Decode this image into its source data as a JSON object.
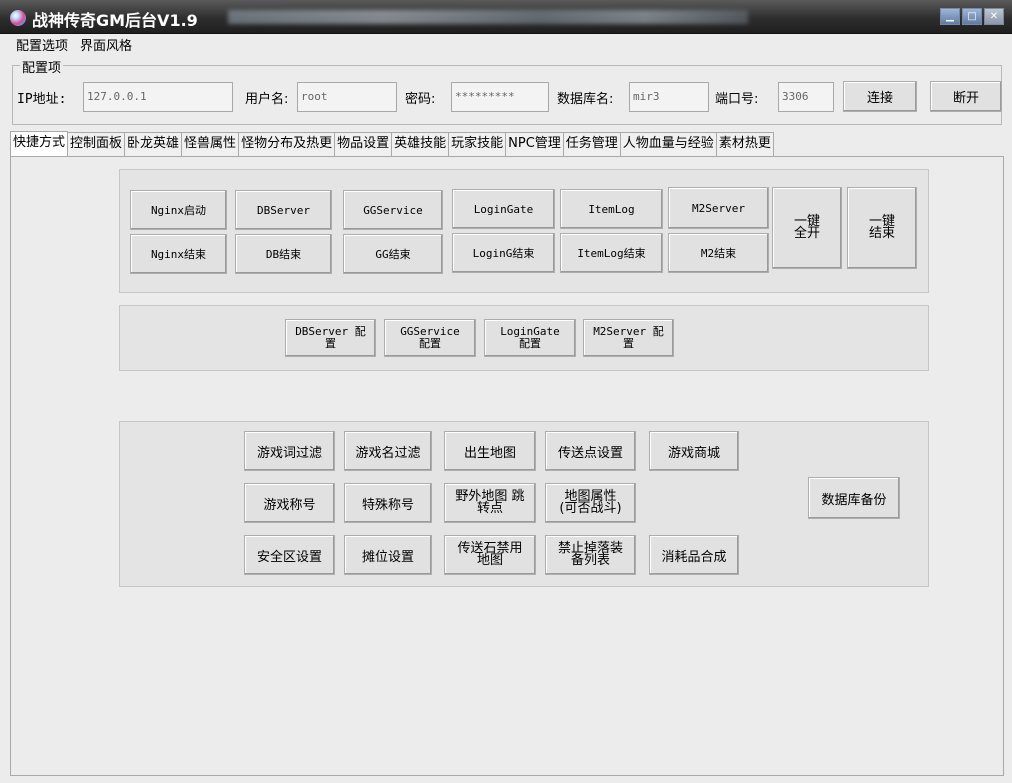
{
  "window": {
    "title": "战神传奇GM后台V1.9"
  },
  "menu": [
    "配置选项",
    "界面风格"
  ],
  "config": {
    "group_label": "配置项",
    "ip_label": "IP地址:",
    "ip_value": "127.0.0.1",
    "user_label": "用户名:",
    "user_value": "root",
    "password_label": "密码:",
    "password_value": "*********",
    "db_label": "数据库名:",
    "db_value": "mir3",
    "port_label": "端口号:",
    "port_value": "3306",
    "connect_label": "连接",
    "disconnect_label": "断开"
  },
  "tabs": [
    "快捷方式",
    "控制面板",
    "卧龙英雄",
    "怪兽属性",
    "怪物分布及热更",
    "物品设置",
    "英雄技能",
    "玩家技能",
    "NPC管理",
    "任务管理",
    "人物血量与经验",
    "素材热更"
  ],
  "server_buttons": {
    "nginx_start": "Nginx启动",
    "dbserver": "DBServer",
    "ggservice": "GGService",
    "logingate": "LoginGate",
    "itemlog": "ItemLog",
    "m2server": "M2Server",
    "nginx_stop": "Nginx结束",
    "db_stop": "DB结束",
    "gg_stop": "GG结束",
    "logingate_stop": "LoginG结束",
    "itemlog_stop": "ItemLog结束",
    "m2_stop": "M2结束",
    "start_all": "一键\n全开",
    "stop_all": "一键\n结束"
  },
  "config_buttons": {
    "dbserver_cfg": "DBServer 配\n置",
    "ggservice_cfg": "GGService\n配置",
    "logingate_cfg": "LoginGate\n配置",
    "m2server_cfg": "M2Server 配\n置"
  },
  "game_buttons": {
    "word_filter": "游戏词过滤",
    "name_filter": "游戏名过滤",
    "spawn_map": "出生地图",
    "teleport": "传送点设置",
    "shop": "游戏商城",
    "titles": "游戏称号",
    "special_titles": "特殊称号",
    "wild_map": "野外地图 跳\n转点",
    "map_attr": "地图属性\n(可否战斗)",
    "safe_zone": "安全区设置",
    "stall": "摊位设置",
    "teleport_stone": "传送石禁用\n地图",
    "no_drop": "禁止掉落装\n备列表",
    "consumable": "消耗品合成",
    "db_backup": "数据库备份"
  }
}
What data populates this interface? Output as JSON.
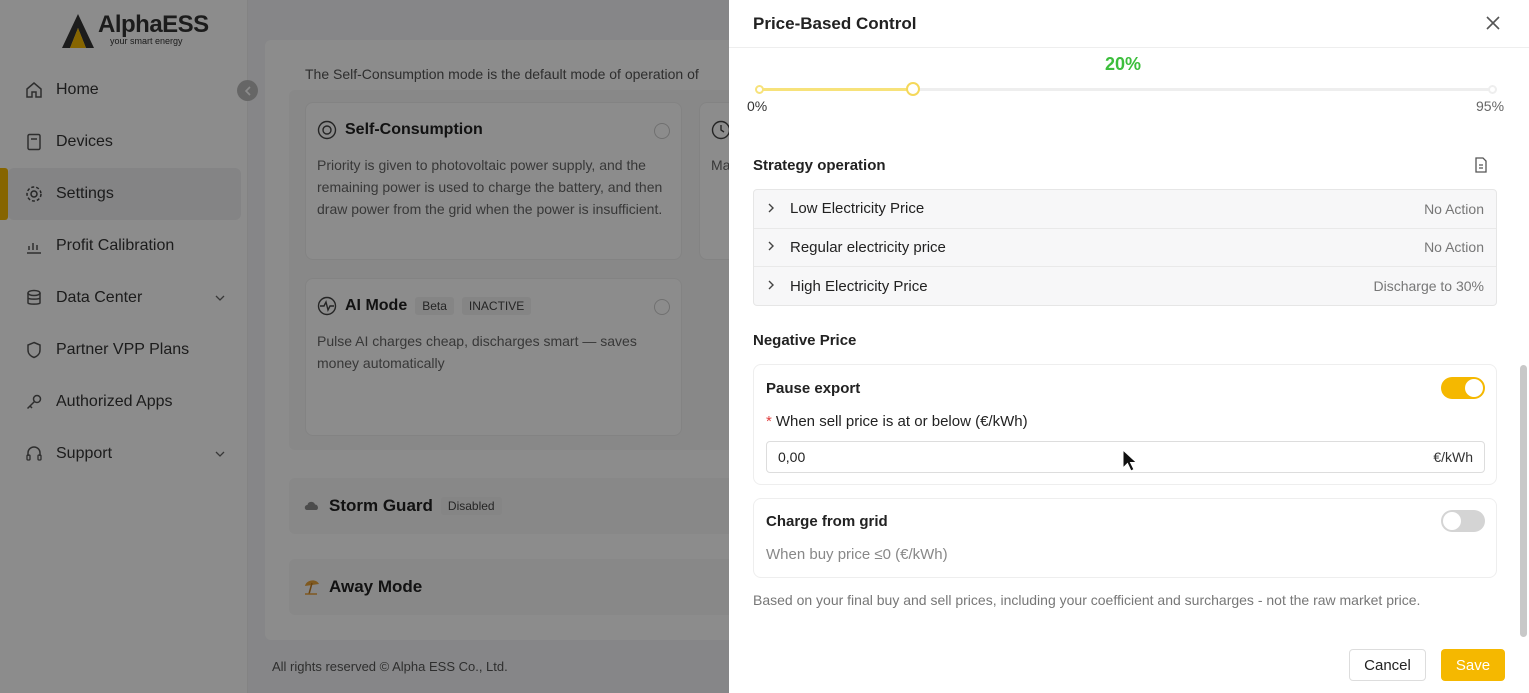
{
  "app": {
    "logo_name": "AlphaESS",
    "logo_tagline": "your smart energy",
    "sidebar": {
      "items": [
        {
          "label": "Home",
          "icon": "home-icon"
        },
        {
          "label": "Devices",
          "icon": "device-icon"
        },
        {
          "label": "Settings",
          "icon": "gear-icon",
          "active": true
        },
        {
          "label": "Profit Calibration",
          "icon": "chart-icon"
        },
        {
          "label": "Data Center",
          "icon": "database-icon",
          "expandable": true
        },
        {
          "label": "Partner VPP Plans",
          "icon": "shield-icon"
        },
        {
          "label": "Authorized Apps",
          "icon": "key-icon"
        },
        {
          "label": "Support",
          "icon": "headset-icon",
          "expandable": true
        }
      ]
    },
    "intro_text": "The Self-Consumption mode is the default mode of operation of",
    "modes": {
      "self_consumption": {
        "title": "Self-Consumption",
        "desc": "Priority is given to photovoltaic power supply, and the remaining power is used to charge the battery, and then draw power from the grid when the power is insufficient."
      },
      "partial_right_desc": "Ma",
      "ai_mode": {
        "title": "AI Mode",
        "badge_beta": "Beta",
        "badge_status": "INACTIVE",
        "desc": "Pulse AI charges cheap, discharges smart — saves money automatically"
      }
    },
    "storm_guard": {
      "title": "Storm Guard",
      "badge": "Disabled"
    },
    "away_mode": {
      "title": "Away Mode"
    },
    "footer": "All rights reserved © Alpha ESS Co., Ltd."
  },
  "drawer": {
    "title": "Price-Based Control",
    "slider": {
      "value_label": "20%",
      "min_label": "0%",
      "max_label": "95%",
      "value_fraction": 0.2105
    },
    "strategy": {
      "title": "Strategy operation",
      "rows": [
        {
          "label": "Low Electricity Price",
          "value": "No Action"
        },
        {
          "label": "Regular electricity price",
          "value": "No Action"
        },
        {
          "label": "High Electricity Price",
          "value": "Discharge to 30%"
        }
      ]
    },
    "negative_price": {
      "title": "Negative Price",
      "pause_export": {
        "title": "Pause export",
        "enabled": true,
        "field_label": "When sell price is at or below (€/kWh)",
        "required_mark": "*",
        "value": "0,00",
        "unit": "€/kWh"
      },
      "charge_from_grid": {
        "title": "Charge from grid",
        "enabled": false,
        "sub_text": "When buy price ≤0 (€/kWh)"
      }
    },
    "note": "Based on your final buy and sell prices, including your coefficient and surcharges - not the raw market price.",
    "cancel_label": "Cancel",
    "save_label": "Save"
  },
  "colors": {
    "accent": "#f5b800",
    "percent_green": "#3cbe3c"
  }
}
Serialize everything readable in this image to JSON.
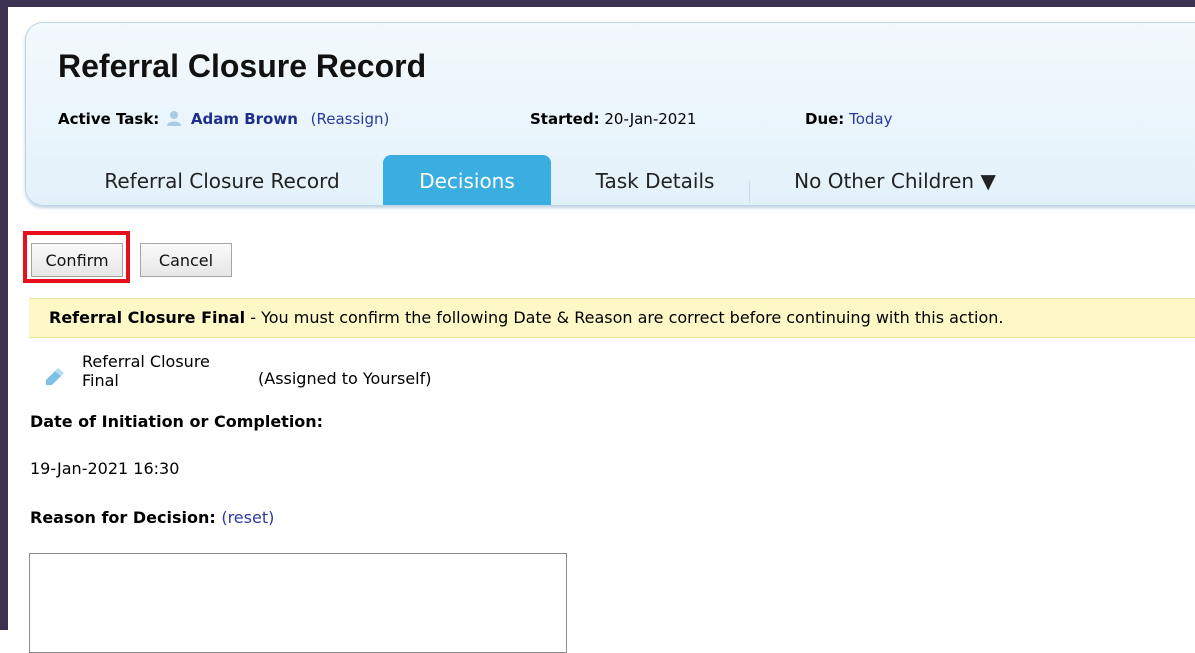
{
  "header": {
    "title": "Referral Closure Record",
    "active_task_label": "Active Task:",
    "assignee": "Adam Brown",
    "reassign_link": "(Reassign)",
    "started_label": "Started:",
    "started_value": "20-Jan-2021",
    "due_label": "Due:",
    "due_value": "Today"
  },
  "tabs": [
    {
      "label": "Referral Closure Record",
      "active": false
    },
    {
      "label": "Decisions",
      "active": true
    },
    {
      "label": "Task Details",
      "active": false
    },
    {
      "label": "No Other Children ▼",
      "active": false
    }
  ],
  "actions": {
    "confirm_label": "Confirm",
    "cancel_label": "Cancel"
  },
  "notice": {
    "title": "Referral Closure Final",
    "message": " - You must confirm the following Date & Reason are correct before continuing with this action."
  },
  "decision": {
    "name": "Referral Closure Final",
    "assigned_note": "(Assigned to Yourself)",
    "date_label": "Date of Initiation or Completion:",
    "date_value": "19-Jan-2021 16:30",
    "reason_label": "Reason for Decision:",
    "reset_link": "(reset)",
    "reason_value": ""
  },
  "colors": {
    "frame": "#3a3250",
    "active_tab": "#3aaee0",
    "link": "#2b3a9c",
    "highlight": "#e5101a",
    "notice_bg": "#fdf8c6"
  },
  "icons": [
    "person-icon",
    "pencil-icon",
    "dropdown-caret-icon"
  ]
}
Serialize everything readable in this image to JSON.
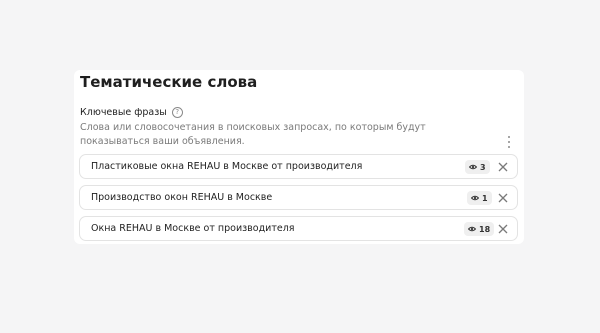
{
  "section": {
    "title": "Тематические слова",
    "keyphrases_label": "Ключевые фразы",
    "help_glyph": "?",
    "description": "Слова или словосочетания в поисковых запросах, по которым будут показываться ваши объявления."
  },
  "phrases": [
    {
      "text": "Пластиковые окна REHAU в Москве от производителя",
      "count": "3"
    },
    {
      "text": "Производство окон REHAU в Москве",
      "count": "1"
    },
    {
      "text": "Окна REHAU в Москве от производителя",
      "count": "18"
    }
  ],
  "icons": {
    "help": "question-circle-icon",
    "more": "kebab-icon",
    "views": "eye-icon",
    "remove": "close-icon"
  },
  "colors": {
    "background": "#f5f5f6",
    "card": "#ffffff",
    "muted_text": "#7a7a7a",
    "badge_bg": "#efefef"
  }
}
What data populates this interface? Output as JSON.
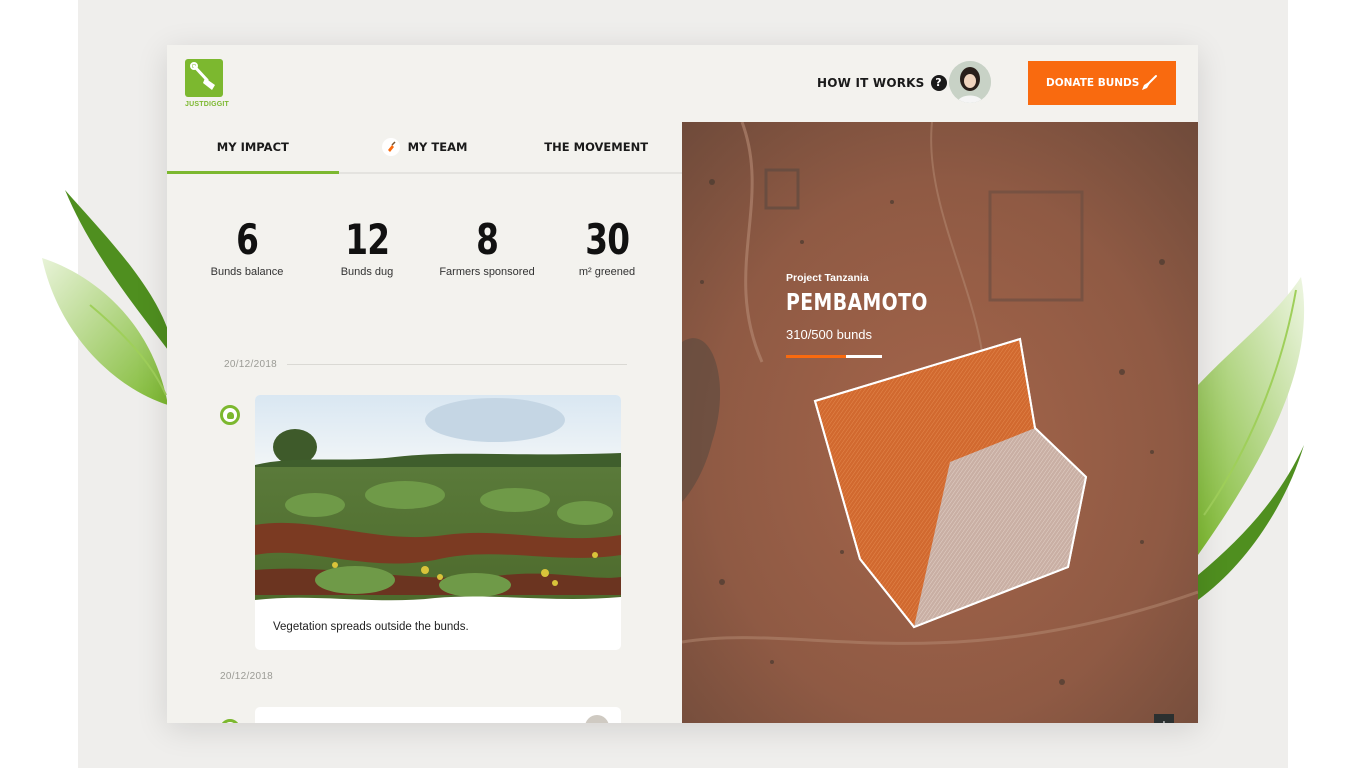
{
  "brand": {
    "logo_text": "JUSTDIGGIT",
    "accent": "#7cb82f",
    "cta_color": "#f96a0f"
  },
  "header": {
    "how_it_works": "HOW IT WORKS",
    "help_icon": "?",
    "donate_label": "DONATE BUNDS"
  },
  "tabs": [
    {
      "label": "MY IMPACT",
      "active": true
    },
    {
      "label": "MY TEAM",
      "active": false
    },
    {
      "label": "THE MOVEMENT",
      "active": false
    }
  ],
  "stats": [
    {
      "value": "6",
      "label": "Bunds balance"
    },
    {
      "value": "12",
      "label": "Bunds dug"
    },
    {
      "value": "8",
      "label": "Farmers sponsored"
    },
    {
      "value": "30",
      "label": "m² greened"
    }
  ],
  "feed": [
    {
      "date": "20/12/2018",
      "caption": "Vegetation spreads outside the bunds."
    },
    {
      "date": "20/12/2018"
    }
  ],
  "project": {
    "subtitle": "Project Tanzania",
    "name": "PEMBAMOTO",
    "count_text": "310/500 bunds",
    "progress": 0.62
  },
  "map": {
    "zoom_in": "+"
  }
}
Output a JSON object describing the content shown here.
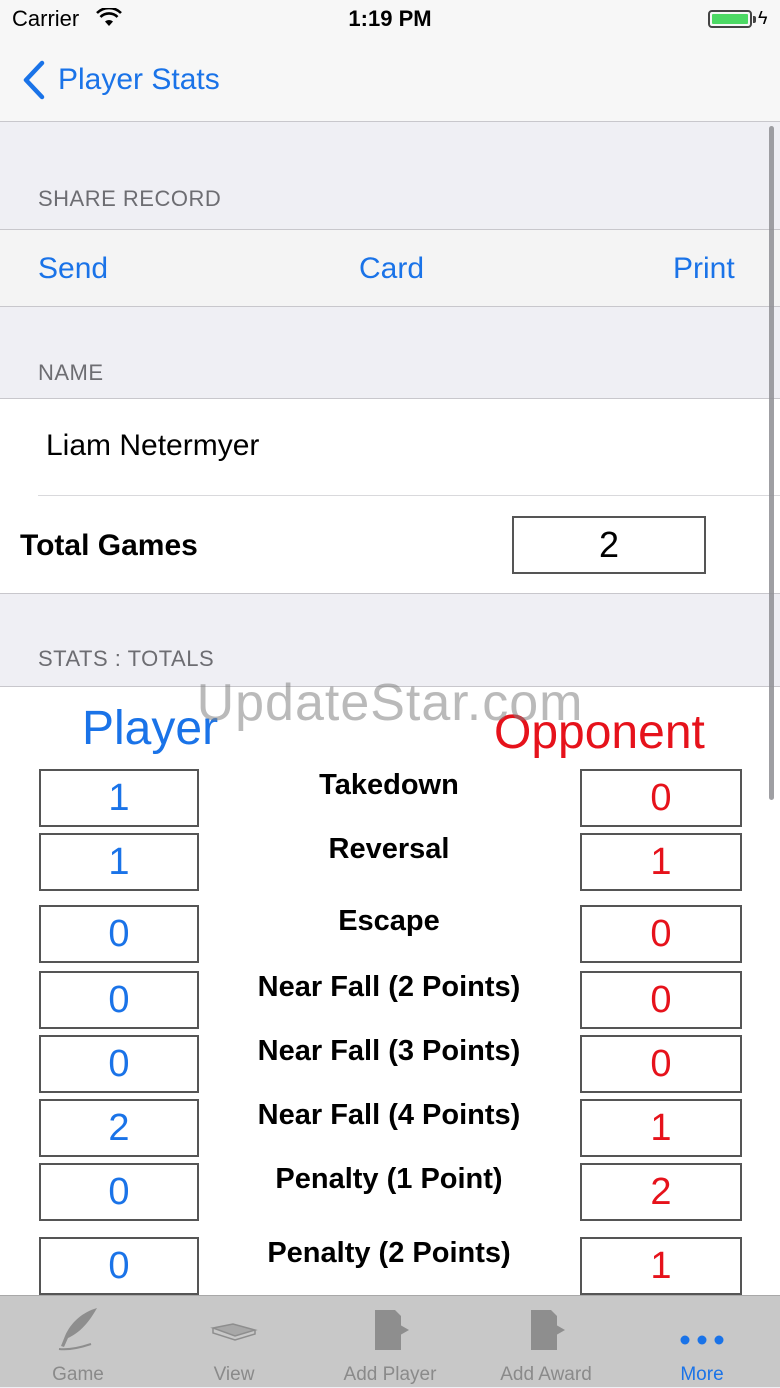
{
  "status_bar": {
    "carrier": "Carrier",
    "time": "1:19 PM"
  },
  "nav": {
    "back_label": "Player Stats"
  },
  "share": {
    "header": "SHARE RECORD",
    "buttons": [
      "Send",
      "Card",
      "Print"
    ]
  },
  "name_section": {
    "header": "NAME",
    "name": "Liam Netermyer",
    "total_games_label": "Total Games",
    "total_games_value": "2"
  },
  "stats": {
    "header": "STATS : TOTALS",
    "watermark": "UpdateStar.com",
    "player_header": "Player",
    "opponent_header": "Opponent",
    "rows": [
      {
        "label": "Takedown",
        "player": "1",
        "opponent": "0"
      },
      {
        "label": "Reversal",
        "player": "1",
        "opponent": "1"
      },
      {
        "label": "Escape",
        "player": "0",
        "opponent": "0"
      },
      {
        "label": "Near Fall (2 Points)",
        "player": "0",
        "opponent": "0"
      },
      {
        "label": "Near Fall (3 Points)",
        "player": "0",
        "opponent": "0"
      },
      {
        "label": "Near Fall (4 Points)",
        "player": "2",
        "opponent": "1"
      },
      {
        "label": "Penalty (1 Point)",
        "player": "0",
        "opponent": "2"
      },
      {
        "label": "Penalty (2 Points)",
        "player": "0",
        "opponent": "1"
      }
    ]
  },
  "tabs": [
    {
      "label": "Game",
      "icon": "quill-icon"
    },
    {
      "label": "View",
      "icon": "book-icon"
    },
    {
      "label": "Add Player",
      "icon": "document-arrow-icon"
    },
    {
      "label": "Add Award",
      "icon": "document-arrow-icon"
    },
    {
      "label": "More",
      "icon": "more-dots-icon"
    }
  ],
  "colors": {
    "accent": "#1a73e8",
    "opponent": "#e6121b",
    "battery": "#4cd964"
  }
}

§ **TASK DETAILS**: Copy every line from the records above that contains the word "object".

§ **FINAL ANSWER**:
Decode this image into its source data as a JSON object.
Output a JSON object describing the content shown here.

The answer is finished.